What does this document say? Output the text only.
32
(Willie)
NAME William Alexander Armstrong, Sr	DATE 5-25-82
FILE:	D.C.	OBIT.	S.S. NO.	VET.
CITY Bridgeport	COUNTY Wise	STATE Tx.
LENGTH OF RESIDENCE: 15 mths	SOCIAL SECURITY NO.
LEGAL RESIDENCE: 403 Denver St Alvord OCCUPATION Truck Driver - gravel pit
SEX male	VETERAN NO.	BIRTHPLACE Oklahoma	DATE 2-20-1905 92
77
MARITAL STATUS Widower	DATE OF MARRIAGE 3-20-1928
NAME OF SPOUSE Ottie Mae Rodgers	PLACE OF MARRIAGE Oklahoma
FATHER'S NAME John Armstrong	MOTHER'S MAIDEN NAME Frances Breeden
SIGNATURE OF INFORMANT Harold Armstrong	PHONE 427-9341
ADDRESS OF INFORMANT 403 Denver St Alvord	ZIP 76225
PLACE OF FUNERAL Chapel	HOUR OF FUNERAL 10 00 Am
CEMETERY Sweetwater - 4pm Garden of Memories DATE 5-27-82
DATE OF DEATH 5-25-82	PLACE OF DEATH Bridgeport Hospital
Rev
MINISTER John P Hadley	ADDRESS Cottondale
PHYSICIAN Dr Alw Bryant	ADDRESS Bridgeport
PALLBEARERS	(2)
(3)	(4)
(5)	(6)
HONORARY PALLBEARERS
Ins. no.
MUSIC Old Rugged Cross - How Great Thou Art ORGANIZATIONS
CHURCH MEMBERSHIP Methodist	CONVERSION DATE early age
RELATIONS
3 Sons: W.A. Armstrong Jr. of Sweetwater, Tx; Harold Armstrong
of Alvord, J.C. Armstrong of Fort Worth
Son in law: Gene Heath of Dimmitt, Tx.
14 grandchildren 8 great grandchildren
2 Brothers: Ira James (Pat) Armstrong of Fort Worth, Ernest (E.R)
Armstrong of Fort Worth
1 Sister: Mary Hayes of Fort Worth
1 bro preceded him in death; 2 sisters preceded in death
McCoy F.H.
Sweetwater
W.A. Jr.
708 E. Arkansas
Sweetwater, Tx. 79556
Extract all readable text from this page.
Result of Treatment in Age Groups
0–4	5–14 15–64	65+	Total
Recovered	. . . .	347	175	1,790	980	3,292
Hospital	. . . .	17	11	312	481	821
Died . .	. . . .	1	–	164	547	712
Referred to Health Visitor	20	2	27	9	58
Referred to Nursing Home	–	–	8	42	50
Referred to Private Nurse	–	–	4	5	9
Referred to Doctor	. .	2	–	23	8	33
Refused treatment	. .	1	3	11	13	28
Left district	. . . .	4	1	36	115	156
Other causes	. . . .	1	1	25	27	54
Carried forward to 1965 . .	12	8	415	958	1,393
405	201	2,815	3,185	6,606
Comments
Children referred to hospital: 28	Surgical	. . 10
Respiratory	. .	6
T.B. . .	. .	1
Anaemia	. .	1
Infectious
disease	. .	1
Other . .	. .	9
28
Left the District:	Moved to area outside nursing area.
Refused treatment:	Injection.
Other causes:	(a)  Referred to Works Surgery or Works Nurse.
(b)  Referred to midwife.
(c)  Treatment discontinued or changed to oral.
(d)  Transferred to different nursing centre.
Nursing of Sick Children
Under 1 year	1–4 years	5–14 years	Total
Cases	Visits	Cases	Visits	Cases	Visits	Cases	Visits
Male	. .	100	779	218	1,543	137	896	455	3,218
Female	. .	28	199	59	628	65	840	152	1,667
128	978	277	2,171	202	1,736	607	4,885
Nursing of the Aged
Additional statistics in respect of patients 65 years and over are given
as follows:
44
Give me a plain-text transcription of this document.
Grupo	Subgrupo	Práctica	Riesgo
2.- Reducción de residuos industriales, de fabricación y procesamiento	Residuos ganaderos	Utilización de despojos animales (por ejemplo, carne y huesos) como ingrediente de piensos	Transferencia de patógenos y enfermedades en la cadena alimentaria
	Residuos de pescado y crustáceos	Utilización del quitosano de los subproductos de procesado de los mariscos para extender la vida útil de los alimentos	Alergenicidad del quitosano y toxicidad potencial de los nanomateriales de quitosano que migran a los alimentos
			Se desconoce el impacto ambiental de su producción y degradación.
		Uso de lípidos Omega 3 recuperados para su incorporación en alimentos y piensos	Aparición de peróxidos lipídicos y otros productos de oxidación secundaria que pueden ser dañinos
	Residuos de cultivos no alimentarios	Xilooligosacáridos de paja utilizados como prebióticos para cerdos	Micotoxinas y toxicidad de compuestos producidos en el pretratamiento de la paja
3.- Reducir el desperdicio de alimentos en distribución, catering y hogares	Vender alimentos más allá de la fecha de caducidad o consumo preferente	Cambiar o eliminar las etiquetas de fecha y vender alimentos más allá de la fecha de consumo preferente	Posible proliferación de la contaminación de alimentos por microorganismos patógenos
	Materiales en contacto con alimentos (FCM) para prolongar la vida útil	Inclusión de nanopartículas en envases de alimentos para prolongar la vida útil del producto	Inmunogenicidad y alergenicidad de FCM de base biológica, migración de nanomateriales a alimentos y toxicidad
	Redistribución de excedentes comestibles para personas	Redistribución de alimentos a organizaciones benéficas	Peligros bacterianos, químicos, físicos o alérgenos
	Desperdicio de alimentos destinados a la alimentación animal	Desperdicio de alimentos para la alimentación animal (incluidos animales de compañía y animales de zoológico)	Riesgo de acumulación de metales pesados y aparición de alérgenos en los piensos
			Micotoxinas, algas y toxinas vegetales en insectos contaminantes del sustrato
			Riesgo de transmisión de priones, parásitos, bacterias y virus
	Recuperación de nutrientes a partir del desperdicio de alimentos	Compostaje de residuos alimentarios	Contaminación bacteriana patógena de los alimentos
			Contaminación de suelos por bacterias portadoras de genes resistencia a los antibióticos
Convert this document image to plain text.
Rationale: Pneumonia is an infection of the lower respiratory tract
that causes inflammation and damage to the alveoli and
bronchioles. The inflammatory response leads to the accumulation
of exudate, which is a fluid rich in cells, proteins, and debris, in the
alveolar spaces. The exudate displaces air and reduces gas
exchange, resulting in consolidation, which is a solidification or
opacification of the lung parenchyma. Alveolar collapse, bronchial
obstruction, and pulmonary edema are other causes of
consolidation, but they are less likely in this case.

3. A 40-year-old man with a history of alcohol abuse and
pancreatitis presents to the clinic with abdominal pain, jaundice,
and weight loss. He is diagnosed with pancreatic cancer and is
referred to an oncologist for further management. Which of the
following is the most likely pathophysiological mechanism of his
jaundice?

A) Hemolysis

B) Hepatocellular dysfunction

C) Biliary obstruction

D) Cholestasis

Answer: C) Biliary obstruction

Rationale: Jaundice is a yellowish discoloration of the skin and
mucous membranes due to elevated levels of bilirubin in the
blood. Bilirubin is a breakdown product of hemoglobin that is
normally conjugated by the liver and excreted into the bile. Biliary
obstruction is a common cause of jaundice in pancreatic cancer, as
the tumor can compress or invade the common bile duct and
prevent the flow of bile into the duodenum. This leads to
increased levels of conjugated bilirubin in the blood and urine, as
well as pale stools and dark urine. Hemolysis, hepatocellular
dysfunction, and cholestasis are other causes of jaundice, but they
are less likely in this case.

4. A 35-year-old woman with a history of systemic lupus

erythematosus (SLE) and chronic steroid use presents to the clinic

---

Exercise objective:
Please give back all of the data exactly as it appears.

Solution:
What does this document say? Output the text only.
32
(Willie)
NAME William Alexander Armstrong, Sr	DATE 5-25-82
FILE:	D.C.	OBIT.	S.S. NO.	VET.
CITY Bridgeport	COUNTY Wise	STATE Tx.
LENGTH OF RESIDENCE: 15 mths	SOCIAL SECURITY NO.
LEGAL RESIDENCE: 403 Denver St Alvord OCCUPATION Truck Driver - gravel pit
SEX male	VETERAN NO.	BIRTHPLACE Oklahoma	DATE 2-20-1905 92
77
MARITAL STATUS Widower	DATE OF MARRIAGE 3-20-1928
NAME OF SPOUSE Ottie Mae Rodgers	PLACE OF MARRIAGE Oklahoma
FATHER'S NAME John Armstrong	MOTHER'S MAIDEN NAME Frances Breeden
SIGNATURE OF INFORMANT Harold Armstrong	PHONE 427-9341
ADDRESS OF INFORMANT 403 Denver St Alvord	ZIP 76225
PLACE OF FUNERAL Chapel	HOUR OF FUNERAL 10 00 Am
CEMETERY Sweetwater - 4pm Garden of Memories DATE 5-27-82
DATE OF DEATH 5-25-82	PLACE OF DEATH Bridgeport Hospital
Rev
MINISTER John P Hadley	ADDRESS Cottondale
PHYSICIAN Dr Alw Bryant	ADDRESS Bridgeport
PALLBEARERS	(2)
(3)	(4)
(5)	(6)
HONORARY PALLBEARERS
Ins. no.
MUSIC Old Rugged Cross - How Great Thou Art ORGANIZATIONS
CHURCH MEMBERSHIP Methodist	CONVERSION DATE early age
RELATIONS
3 Sons: W.A. Armstrong Jr. of Sweetwater, Tx; Harold Armstrong
of Alvord, J.C. Armstrong of Fort Worth
Son in law: Gene Heath of Dimmitt, Tx.
14 grandchildren 8 great grandchildren
2 Brothers: Ira James (Pat) Armstrong of Fort Worth, Ernest (E.R)
Armstrong of Fort Worth
1 Sister: Mary Hayes of Fort Worth
1 bro preceded him in death; 2 sisters preceded in death
McCoy F.H.
Sweetwater
W.A. Jr.
708 E. Arkansas
Sweetwater, Tx. 79556
Extract all readable text from this page.
Result of Treatment in Age Groups
0–4	5–14 15–64	65+	Total
Recovered	. . . .	347	175	1,790	980	3,292
Hospital	. . . .	17	11	312	481	821
Died . .	. . . .	1	–	164	547	712
Referred to Health Visitor	20	2	27	9	58
Referred to Nursing Home	–	–	8	42	50
Referred to Private Nurse	–	–	4	5	9
Referred to Doctor	. .	2	–	23	8	33
Refused treatment	. .	1	3	11	13	28
Left district	. . . .	4	1	36	115	156
Other causes	. . . .	1	1	25	27	54
Carried forward to 1965 . .	12	8	415	958	1,393
405	201	2,815	3,185	6,606
Comments
Children referred to hospital: 28	Surgical	. . 10
Respiratory	. .	6
T.B. . .	. .	1
Anaemia	. .	1
Infectious
disease	. .	1
Other . .	. .	9
28
Left the District:	Moved to area outside nursing area.
Refused treatment:	Injection.
Other causes:	(a)  Referred to Works Surgery or Works Nurse.
(b)  Referred to midwife.
(c)  Treatment discontinued or changed to oral.
(d)  Transferred to different nursing centre.
Nursing of Sick Children
Under 1 year	1–4 years	5–14 years	Total
Cases	Visits	Cases	Visits	Cases	Visits	Cases	Visits
Male	. .	100	779	218	1,543	137	896	455	3,218
Female	. .	28	199	59	628	65	840	152	1,667
128	978	277	2,171	202	1,736	607	4,885
Nursing of the Aged
Additional statistics in respect of patients 65 years and over are given
as follows:
44
Give me a plain-text transcription of this document.
Grupo	Subgrupo	Práctica	Riesgo
2.- Reducción de residuos industriales, de fabricación y procesamiento	Residuos ganaderos	Utilización de despojos animales (por ejemplo, carne y huesos) como ingrediente de piensos	Transferencia de patógenos y enfermedades en la cadena alimentaria
	Residuos de pescado y crustáceos	Utilización del quitosano de los subproductos de procesado de los mariscos para extender la vida útil de los alimentos	Alergenicidad del quitosano y toxicidad potencial de los nanomateriales de quitosano que migran a los alimentos
			Se desconoce el impacto ambiental de su producción y degradación.
		Uso de lípidos Omega 3 recuperados para su incorporación en alimentos y piensos	Aparición de peróxidos lipídicos y otros productos de oxidación secundaria que pueden ser dañinos
	Residuos de cultivos no alimentarios	Xilooligosacáridos de paja utilizados como prebióticos para cerdos	Micotoxinas y toxicidad de compuestos producidos en el pretratamiento de la paja
3.- Reducir el desperdicio de alimentos en distribución, catering y hogares	Vender alimentos más allá de la fecha de caducidad o consumo preferente	Cambiar o eliminar las etiquetas de fecha y vender alimentos más allá de la fecha de consumo preferente	Posible proliferación de la contaminación de alimentos por microorganismos patógenos
	Materiales en contacto con alimentos (FCM) para prolongar la vida útil	Inclusión de nanopartículas en envases de alimentos para prolongar la vida útil del producto	Inmunogenicidad y alergenicidad de FCM de base biológica, migración de nanomateriales a alimentos y toxicidad
	Redistribución de excedentes comestibles para personas	Redistribución de alimentos a organizaciones benéficas	Peligros bacterianos, químicos, físicos o alérgenos
	Desperdicio de alimentos destinados a la alimentación animal	Desperdicio de alimentos para la alimentación animal (incluidos animales de compañía y animales de zoológico)	Riesgo de acumulación de metales pesados y aparición de alérgenos en los piensos
			Micotoxinas, algas y toxinas vegetales en insectos contaminantes del sustrato
			Riesgo de transmisión de priones, parásitos, bacterias y virus
	Recuperación de nutrientes a partir del desperdicio de alimentos	Compostaje de residuos alimentarios	Contaminación bacteriana patógena de los alimentos
			Contaminación de suelos por bacterias portadoras de genes resistencia a los antibióticos
Convert this document image to plain text.
Rationale: Pneumonia is an infection of the lower respiratory tract
that causes inflammation and damage to the alveoli and
bronchioles. The inflammatory response leads to the accumulation
of exudate, which is a fluid rich in cells, proteins, and debris, in the
alveolar spaces. The exudate displaces air and reduces gas
exchange, resulting in consolidation, which is a solidification or
opacification of the lung parenchyma. Alveolar collapse, bronchial
obstruction, and pulmonary edema are other causes of
consolidation, but they are less likely in this case.

3. A 40-year-old man with a history of alcohol abuse and
pancreatitis presents to the clinic with abdominal pain, jaundice,
and weight loss. He is diagnosed with pancreatic cancer and is
referred to an oncologist for further management. Which of the
following is the most likely pathophysiological mechanism of his
jaundice?

A) Hemolysis

B) Hepatocellular dysfunction

C) Biliary obstruction

D) Cholestasis

Answer: C) Biliary obstruction

Rationale: Jaundice is a yellowish discoloration of the skin and
mucous membranes due to elevated levels of bilirubin in the
blood. Bilirubin is a breakdown product of hemoglobin that is
normally conjugated by the liver and excreted into the bile. Biliary
obstruction is a common cause of jaundice in pancreatic cancer, as
the tumor can compress or invade the common bile duct and
prevent the flow of bile into the duodenum. This leads to
increased levels of conjugated bilirubin in the blood and urine, as
well as pale stools and dark urine. Hemolysis, hepatocellular
dysfunction, and cholestasis are other causes of jaundice, but they
are less likely in this case.

4. A 35-year-old woman with a history of systemic lupus

erythematosus (SLE) and chronic steroid use presents to the clinic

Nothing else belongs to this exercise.